**EXERCISE GOAL**
Could you repeat the records below exactly, leaving out any pictures?

• • •

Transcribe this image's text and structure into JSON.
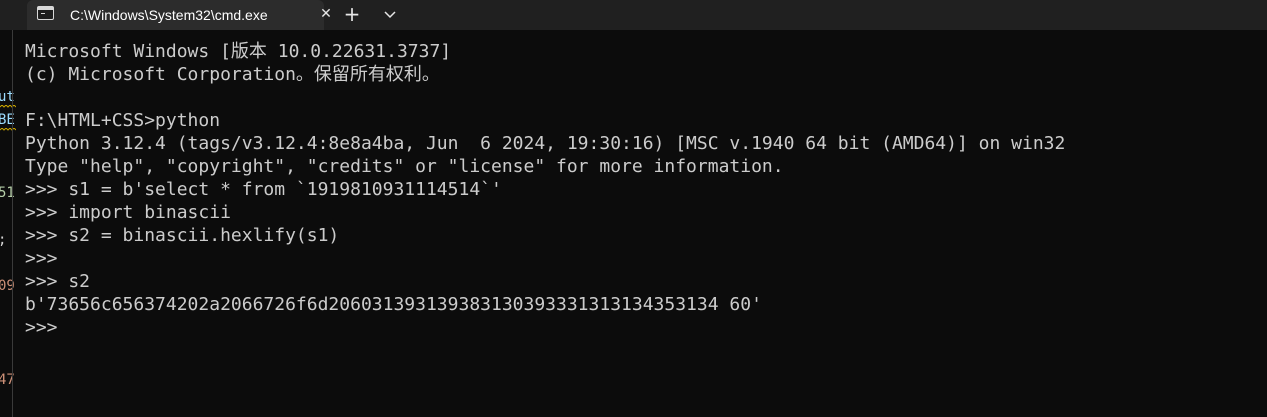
{
  "window": {
    "tab_title": "C:\\Windows\\System32\\cmd.exe",
    "tab_icon": "terminal-icon",
    "close_glyph": "✕",
    "new_tab_glyph": "+",
    "dropdown_icon": "chevron-down-icon"
  },
  "background_window": {
    "fragments": [
      "ut",
      "BE",
      "51",
      ";",
      "09",
      "47"
    ]
  },
  "terminal": {
    "lines": [
      "Microsoft Windows [版本 10.0.22631.3737]",
      "(c) Microsoft Corporation。保留所有权利。",
      "",
      "F:\\HTML+CSS>python",
      "Python 3.12.4 (tags/v3.12.4:8e8a4ba, Jun  6 2024, 19:30:16) [MSC v.1940 64 bit (AMD64)] on win32",
      "Type \"help\", \"copyright\", \"credits\" or \"license\" for more information.",
      ">>> s1 = b'select * from `1919810931114514`'",
      ">>> import binascii",
      ">>> s2 = binascii.hexlify(s1)",
      ">>>",
      ">>> s2",
      "b'73656c656374202a2066726f6d206031393139383130393331313134353134 60'",
      ">>>"
    ]
  },
  "colors": {
    "terminal_bg": "#0c0c0c",
    "terminal_fg": "#cccccc",
    "titlebar_bg": "#202020",
    "tab_bg": "#2c2c2c"
  }
}
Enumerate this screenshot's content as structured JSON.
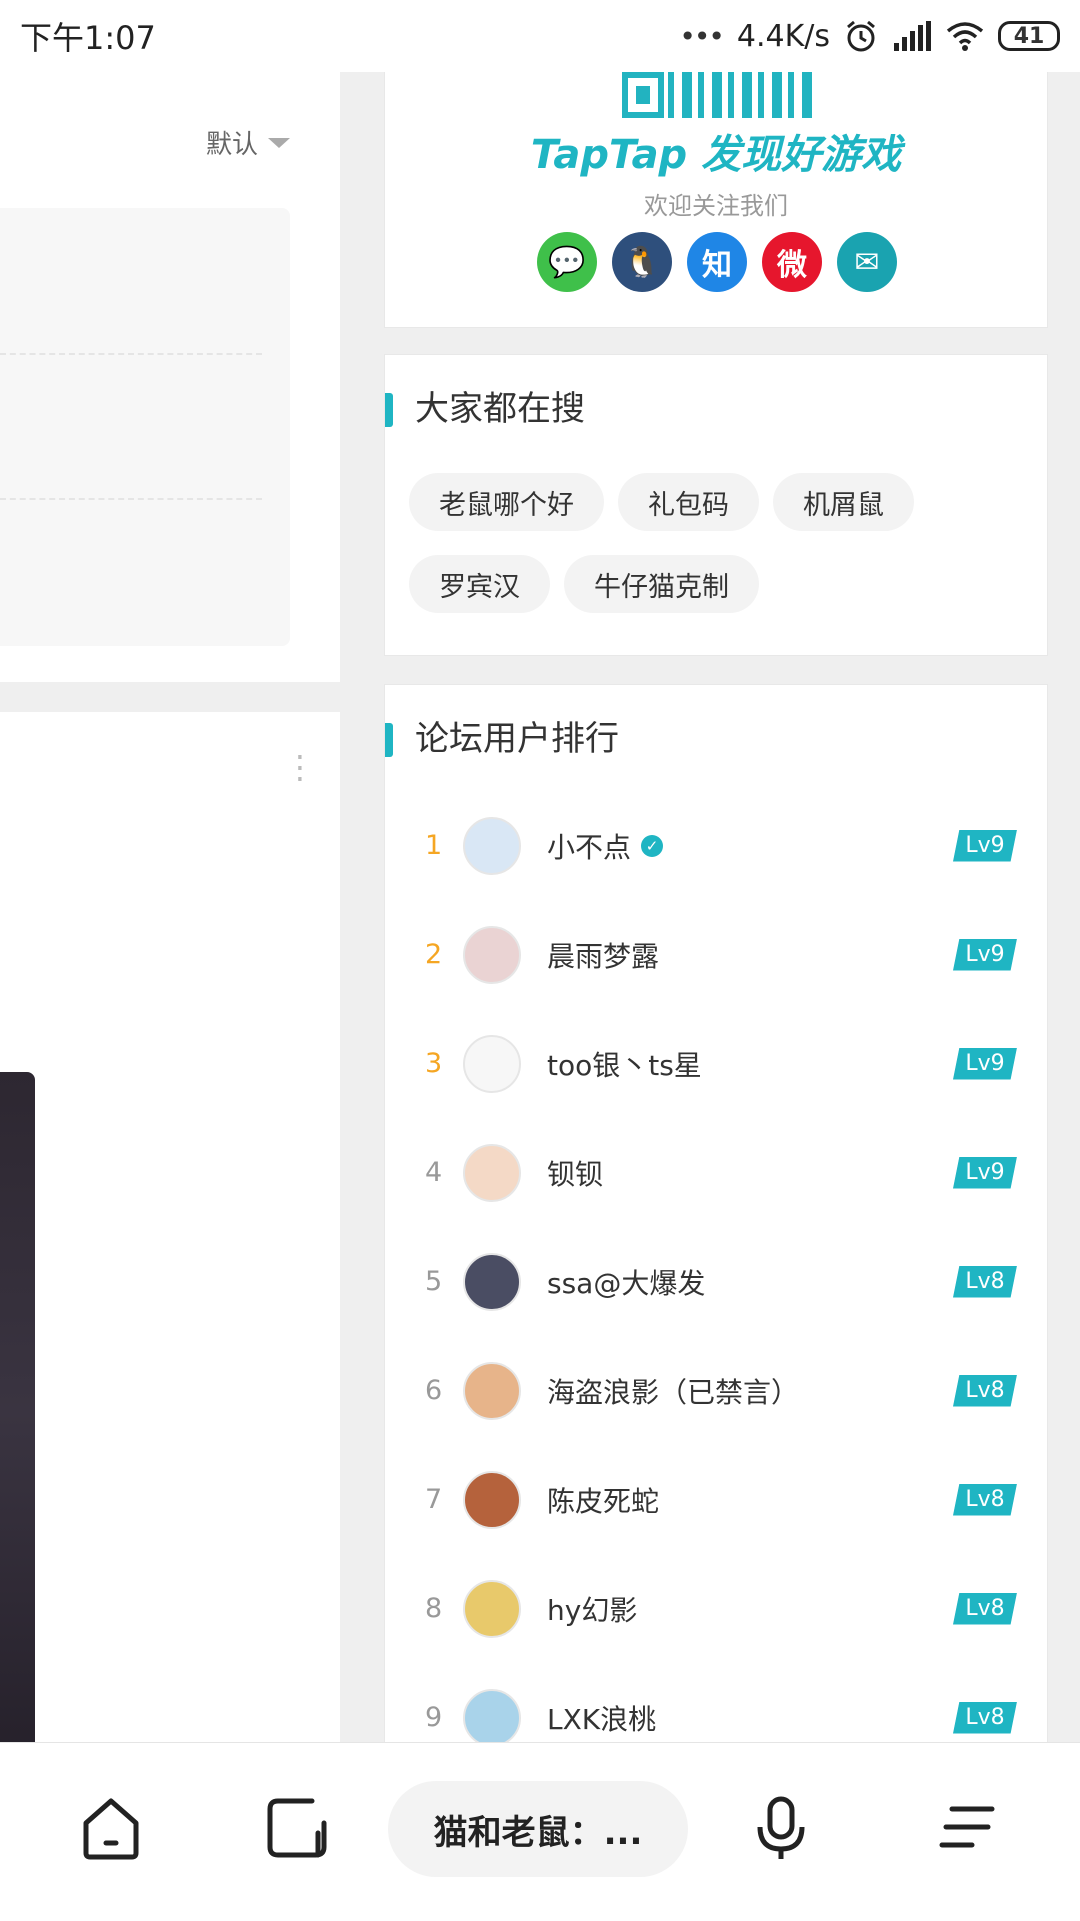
{
  "status_bar": {
    "time": "下午1:07",
    "signal_dots": "•••",
    "speed": "4.4K/s",
    "battery": "41",
    "icons": [
      "alarm-icon",
      "signal-icon",
      "wifi-icon",
      "battery-icon"
    ]
  },
  "left_panel": {
    "sort_label": "默认",
    "more_icon": "kebab-icon"
  },
  "qr_card": {
    "logo_text": "TapTap 发现好游戏",
    "welcome": "欢迎关注我们",
    "socials": [
      {
        "name": "wechat-icon",
        "glyph": "💬",
        "color": "#3fc04a"
      },
      {
        "name": "qq-icon",
        "glyph": "🐧",
        "color": "#2e4f7c"
      },
      {
        "name": "zhihu-icon",
        "glyph": "知",
        "color": "#1f86e6"
      },
      {
        "name": "weibo-icon",
        "glyph": "微",
        "color": "#e6162d"
      },
      {
        "name": "email-icon",
        "glyph": "✉",
        "color": "#1aa3b0"
      }
    ]
  },
  "search_card": {
    "title": "大家都在搜",
    "tags": [
      "老鼠哪个好",
      "礼包码",
      "机屑鼠",
      "罗宾汉",
      "牛仔猫克制"
    ]
  },
  "rank_card": {
    "title": "论坛用户排行",
    "users": [
      {
        "rank": "1",
        "name": "小不点",
        "verified": true,
        "level": "Lv9",
        "avatar_color": "#d9e7f5"
      },
      {
        "rank": "2",
        "name": "晨雨梦露",
        "verified": false,
        "level": "Lv9",
        "avatar_color": "#ead3d3"
      },
      {
        "rank": "3",
        "name": "too银丶ts星",
        "verified": false,
        "level": "Lv9",
        "avatar_color": "#f7f7f7"
      },
      {
        "rank": "4",
        "name": "钡钡",
        "verified": false,
        "level": "Lv9",
        "avatar_color": "#f4d9c6"
      },
      {
        "rank": "5",
        "name": "ssa@大爆发",
        "verified": false,
        "level": "Lv8",
        "avatar_color": "#4a4d63"
      },
      {
        "rank": "6",
        "name": "海盗浪影（已禁言）",
        "verified": false,
        "level": "Lv8",
        "avatar_color": "#e7b48a"
      },
      {
        "rank": "7",
        "name": "陈皮死蛇",
        "verified": false,
        "level": "Lv8",
        "avatar_color": "#b5623c"
      },
      {
        "rank": "8",
        "name": "hy幻影",
        "verified": false,
        "level": "Lv8",
        "avatar_color": "#e8c96b"
      },
      {
        "rank": "9",
        "name": "LXK浪桃",
        "verified": false,
        "level": "Lv8",
        "avatar_color": "#a9d3ea"
      }
    ]
  },
  "bottom_nav": {
    "search_text": "猫和老鼠：...",
    "home_icon": "home-icon",
    "tabs_icon": "tabs-icon",
    "mic_icon": "microphone-icon",
    "menu_icon": "menu-icon"
  },
  "colors": {
    "accent": "#1fb5c3",
    "rank_top": "#f5a623"
  }
}
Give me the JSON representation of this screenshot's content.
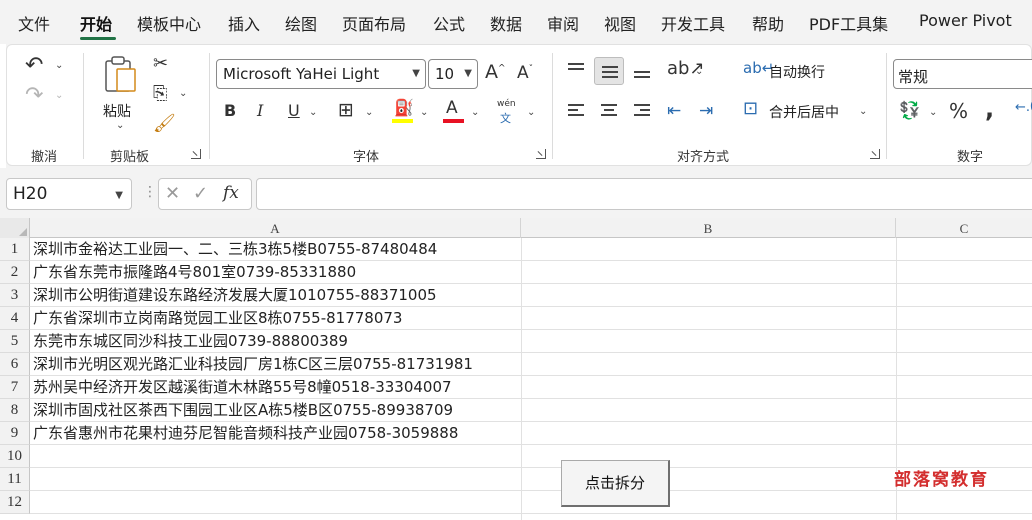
{
  "menu": {
    "items": [
      "文件",
      "开始",
      "模板中心",
      "插入",
      "绘图",
      "页面布局",
      "公式",
      "数据",
      "审阅",
      "视图",
      "开发工具",
      "帮助",
      "PDF工具集",
      "Power Pivot"
    ],
    "active": "开始"
  },
  "ribbon": {
    "undo_group": "撤消",
    "clipboard": {
      "label": "剪贴板",
      "paste": "粘贴"
    },
    "font": {
      "label": "字体",
      "name": "Microsoft YaHei Light",
      "size": "10",
      "phonetic_top": "wén",
      "phonetic_bottom": "文"
    },
    "alignment": {
      "label": "对齐方式",
      "wrap_text": "自动换行",
      "merge_center": "合并后居中"
    },
    "number": {
      "label": "数字",
      "format": "常规"
    }
  },
  "formula_bar": {
    "name_box": "H20",
    "fx": "fx",
    "value": ""
  },
  "sheet": {
    "columns": [
      "A",
      "B",
      "C"
    ],
    "rows": [
      {
        "num": "1",
        "a": "深圳市金裕达工业园一、二、三栋3栋5楼B0755-87480484"
      },
      {
        "num": "2",
        "a": "广东省东莞市振隆路4号801室0739-85331880"
      },
      {
        "num": "3",
        "a": "深圳市公明街道建设东路经济发展大厦1010755-88371005"
      },
      {
        "num": "4",
        "a": "广东省深圳市立岗南路觉园工业区8栋0755-81778073"
      },
      {
        "num": "5",
        "a": "东莞市东城区同沙科技工业园0739-88800389"
      },
      {
        "num": "6",
        "a": "深圳市光明区观光路汇业科技园厂房1栋C区三层0755-81731981"
      },
      {
        "num": "7",
        "a": "苏州吴中经济开发区越溪街道木林路55号8幢0518-33304007"
      },
      {
        "num": "8",
        "a": "深圳市固戍社区茶西下围园工业区A栋5楼B区0755-89938709"
      },
      {
        "num": "9",
        "a": "广东省惠州市花果村迪芬尼智能音频科技产业园0758-3059888"
      },
      {
        "num": "10",
        "a": ""
      },
      {
        "num": "11",
        "a": ""
      },
      {
        "num": "12",
        "a": ""
      }
    ],
    "split_button": "点击拆分",
    "watermark": "部落窝教育"
  },
  "colors": {
    "accent": "#217346",
    "font_highlight": "#ffff00",
    "font_color": "#e81123",
    "watermark": "#d32f2f"
  }
}
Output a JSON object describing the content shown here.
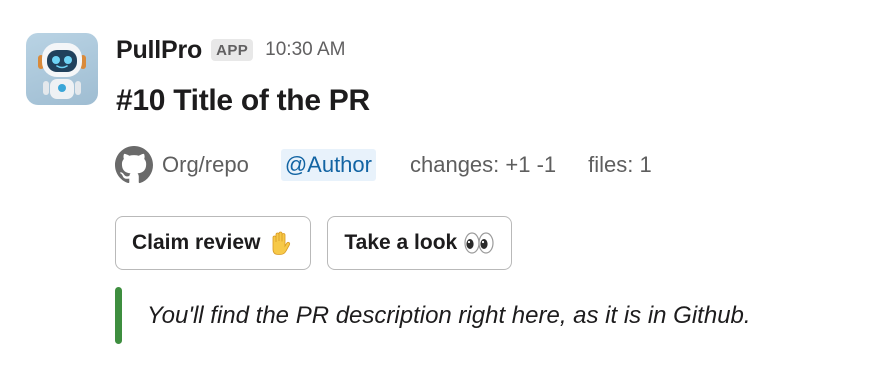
{
  "message": {
    "sender": "PullPro",
    "badge": "APP",
    "timestamp": "10:30 AM",
    "avatar_icon": "robot-avatar-icon"
  },
  "pr": {
    "title": "#10 Title of the PR",
    "repo": "Org/repo",
    "author_mention": "@Author",
    "changes": "changes: +1 -1",
    "files": "files: 1",
    "repo_icon": "github-icon"
  },
  "actions": [
    {
      "label": "Claim review",
      "emoji": "raised-hand-icon"
    },
    {
      "label": "Take a look",
      "emoji": "eyes-icon"
    }
  ],
  "description": {
    "text": "You'll find the PR description right here, as it is in Github.",
    "accent_color": "#3e8e3f"
  },
  "colors": {
    "mention_text": "#1264a3",
    "mention_bg": "#e8f2fb",
    "muted_text": "#616061"
  }
}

• • •

**SOLUTION BELOW**
Transcribe this image's text and structure into JSON.
{
  "window": {
    "tab_title": "C:\\Windows\\System32\\cmd.exe",
    "tab_icon": "terminal-icon",
    "close_glyph": "✕",
    "new_tab_glyph": "+",
    "dropdown_icon": "chevron-down-icon"
  },
  "background_window": {
    "fragments": [
      "ut",
      "BE",
      "51",
      ";",
      "09",
      "47"
    ]
  },
  "terminal": {
    "lines": [
      "Microsoft Windows [版本 10.0.22631.3737]",
      "(c) Microsoft Corporation。保留所有权利。",
      "",
      "F:\\HTML+CSS>python",
      "Python 3.12.4 (tags/v3.12.4:8e8a4ba, Jun  6 2024, 19:30:16) [MSC v.1940 64 bit (AMD64)] on win32",
      "Type \"help\", \"copyright\", \"credits\" or \"license\" for more information.",
      ">>> s1 = b'select * from `1919810931114514`'",
      ">>> import binascii",
      ">>> s2 = binascii.hexlify(s1)",
      ">>>",
      ">>> s2",
      "b'73656c656374202a2066726f6d206031393139383130393331313134353134 60'",
      ">>>"
    ]
  },
  "colors": {
    "terminal_bg": "#0c0c0c",
    "terminal_fg": "#cccccc",
    "titlebar_bg": "#202020",
    "tab_bg": "#2c2c2c"
  }
}
Enumerate this screenshot's content as structured JSON.
{
  "status_bar": {
    "time": "下午1:07",
    "signal_dots": "•••",
    "speed": "4.4K/s",
    "battery": "41",
    "icons": [
      "alarm-icon",
      "signal-icon",
      "wifi-icon",
      "battery-icon"
    ]
  },
  "left_panel": {
    "sort_label": "默认",
    "more_icon": "kebab-icon"
  },
  "qr_card": {
    "logo_text": "TapTap 发现好游戏",
    "welcome": "欢迎关注我们",
    "socials": [
      {
        "name": "wechat-icon",
        "glyph": "💬",
        "color": "#3fc04a"
      },
      {
        "name": "qq-icon",
        "glyph": "🐧",
        "color": "#2e4f7c"
      },
      {
        "name": "zhihu-icon",
        "glyph": "知",
        "color": "#1f86e6"
      },
      {
        "name": "weibo-icon",
        "glyph": "微",
        "color": "#e6162d"
      },
      {
        "name": "email-icon",
        "glyph": "✉",
        "color": "#1aa3b0"
      }
    ]
  },
  "search_card": {
    "title": "大家都在搜",
    "tags": [
      "老鼠哪个好",
      "礼包码",
      "机屑鼠",
      "罗宾汉",
      "牛仔猫克制"
    ]
  },
  "rank_card": {
    "title": "论坛用户排行",
    "users": [
      {
        "rank": "1",
        "name": "小不点",
        "verified": true,
        "level": "Lv9",
        "avatar_color": "#d9e7f5"
      },
      {
        "rank": "2",
        "name": "晨雨梦露",
        "verified": false,
        "level": "Lv9",
        "avatar_color": "#ead3d3"
      },
      {
        "rank": "3",
        "name": "too银丶ts星",
        "verified": false,
        "level": "Lv9",
        "avatar_color": "#f7f7f7"
      },
      {
        "rank": "4",
        "name": "钡钡",
        "verified": false,
        "level": "Lv9",
        "avatar_color": "#f4d9c6"
      },
      {
        "rank": "5",
        "name": "ssa@大爆发",
        "verified": false,
        "level": "Lv8",
        "avatar_color": "#4a4d63"
      },
      {
        "rank": "6",
        "name": "海盗浪影（已禁言）",
        "verified": false,
        "level": "Lv8",
        "avatar_color": "#e7b48a"
      },
      {
        "rank": "7",
        "name": "陈皮死蛇",
        "verified": false,
        "level": "Lv8",
        "avatar_color": "#b5623c"
      },
      {
        "rank": "8",
        "name": "hy幻影",
        "verified": false,
        "level": "Lv8",
        "avatar_color": "#e8c96b"
      },
      {
        "rank": "9",
        "name": "LXK浪桃",
        "verified": false,
        "level": "Lv8",
        "avatar_color": "#a9d3ea"
      }
    ]
  },
  "bottom_nav": {
    "search_text": "猫和老鼠：...",
    "home_icon": "home-icon",
    "tabs_icon": "tabs-icon",
    "mic_icon": "microphone-icon",
    "menu_icon": "menu-icon"
  },
  "colors": {
    "accent": "#1fb5c3",
    "rank_top": "#f5a623"
  }
}
Give me the JSON representation of this screenshot's content.
{
  "menu": {
    "items": [
      "文件",
      "开始",
      "模板中心",
      "插入",
      "绘图",
      "页面布局",
      "公式",
      "数据",
      "审阅",
      "视图",
      "开发工具",
      "帮助",
      "PDF工具集",
      "Power Pivot"
    ],
    "active": "开始"
  },
  "ribbon": {
    "undo_group": "撤消",
    "clipboard": {
      "label": "剪贴板",
      "paste": "粘贴"
    },
    "font": {
      "label": "字体",
      "name": "Microsoft YaHei Light",
      "size": "10",
      "phonetic_top": "wén",
      "phonetic_bottom": "文"
    },
    "alignment": {
      "label": "对齐方式",
      "wrap_text": "自动换行",
      "merge_center": "合并后居中"
    },
    "number": {
      "label": "数字",
      "format": "常规"
    }
  },
  "formula_bar": {
    "name_box": "H20",
    "fx": "fx",
    "value": ""
  },
  "sheet": {
    "columns": [
      "A",
      "B",
      "C"
    ],
    "rows": [
      {
        "num": "1",
        "a": "深圳市金裕达工业园一、二、三栋3栋5楼B0755-87480484"
      },
      {
        "num": "2",
        "a": "广东省东莞市振隆路4号801室0739-85331880"
      },
      {
        "num": "3",
        "a": "深圳市公明街道建设东路经济发展大厦1010755-88371005"
      },
      {
        "num": "4",
        "a": "广东省深圳市立岗南路觉园工业区8栋0755-81778073"
      },
      {
        "num": "5",
        "a": "东莞市东城区同沙科技工业园0739-88800389"
      },
      {
        "num": "6",
        "a": "深圳市光明区观光路汇业科技园厂房1栋C区三层0755-81731981"
      },
      {
        "num": "7",
        "a": "苏州吴中经济开发区越溪街道木林路55号8幢0518-33304007"
      },
      {
        "num": "8",
        "a": "深圳市固戍社区茶西下围园工业区A栋5楼B区0755-89938709"
      },
      {
        "num": "9",
        "a": "广东省惠州市花果村迪芬尼智能音频科技产业园0758-3059888"
      },
      {
        "num": "10",
        "a": ""
      },
      {
        "num": "11",
        "a": ""
      },
      {
        "num": "12",
        "a": ""
      }
    ],
    "split_button": "点击拆分",
    "watermark": "部落窝教育"
  },
  "colors": {
    "accent": "#217346",
    "font_highlight": "#ffff00",
    "font_color": "#e81123",
    "watermark": "#d32f2f"
  }
}
Output a JSON object describing the content shown here.
{
  "message": {
    "sender": "PullPro",
    "badge": "APP",
    "timestamp": "10:30 AM",
    "avatar_icon": "robot-avatar-icon"
  },
  "pr": {
    "title": "#10 Title of the PR",
    "repo": "Org/repo",
    "author_mention": "@Author",
    "changes": "changes: +1 -1",
    "files": "files: 1",
    "repo_icon": "github-icon"
  },
  "actions": [
    {
      "label": "Claim review",
      "emoji": "raised-hand-icon"
    },
    {
      "label": "Take a look",
      "emoji": "eyes-icon"
    }
  ],
  "description": {
    "text": "You'll find the PR description right here, as it is in Github.",
    "accent_color": "#3e8e3f"
  },
  "colors": {
    "mention_text": "#1264a3",
    "mention_bg": "#e8f2fb",
    "muted_text": "#616061"
  }
}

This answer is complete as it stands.